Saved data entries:
++++++++++

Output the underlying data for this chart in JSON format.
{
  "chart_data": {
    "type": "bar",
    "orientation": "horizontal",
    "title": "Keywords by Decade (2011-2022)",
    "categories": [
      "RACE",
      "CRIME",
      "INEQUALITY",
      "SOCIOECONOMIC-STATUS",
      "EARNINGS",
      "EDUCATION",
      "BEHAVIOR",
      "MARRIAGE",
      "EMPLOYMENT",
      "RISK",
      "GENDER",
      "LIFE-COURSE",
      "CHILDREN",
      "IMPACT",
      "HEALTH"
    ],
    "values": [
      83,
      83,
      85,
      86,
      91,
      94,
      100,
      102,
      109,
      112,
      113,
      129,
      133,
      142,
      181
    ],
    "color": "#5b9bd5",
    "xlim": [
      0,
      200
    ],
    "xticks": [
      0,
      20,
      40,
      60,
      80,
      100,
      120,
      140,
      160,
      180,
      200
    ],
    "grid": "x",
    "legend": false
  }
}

++++++++++

WRITTEN PROBLEM
Each record should come back exactly as written.

REPLY
Output the underlying data for this chart in JSON format.
{
  "chart_data": {
    "type": "bar",
    "orientation": "horizontal",
    "title": "Keywords by Decade (2011-2022)",
    "categories": [
      "RACE",
      "CRIME",
      "INEQUALITY",
      "SOCIOECONOMIC-STATUS",
      "EARNINGS",
      "EDUCATION",
      "BEHAVIOR",
      "MARRIAGE",
      "EMPLOYMENT",
      "RISK",
      "GENDER",
      "LIFE-COURSE",
      "CHILDREN",
      "IMPACT",
      "HEALTH"
    ],
    "values": [
      83,
      83,
      85,
      86,
      91,
      94,
      100,
      102,
      109,
      112,
      113,
      129,
      133,
      142,
      181
    ],
    "color": "#5b9bd5",
    "xlim": [
      0,
      200
    ],
    "xticks": [
      0,
      20,
      40,
      60,
      80,
      100,
      120,
      140,
      160,
      180,
      200
    ],
    "grid": "x",
    "legend": false
  }
}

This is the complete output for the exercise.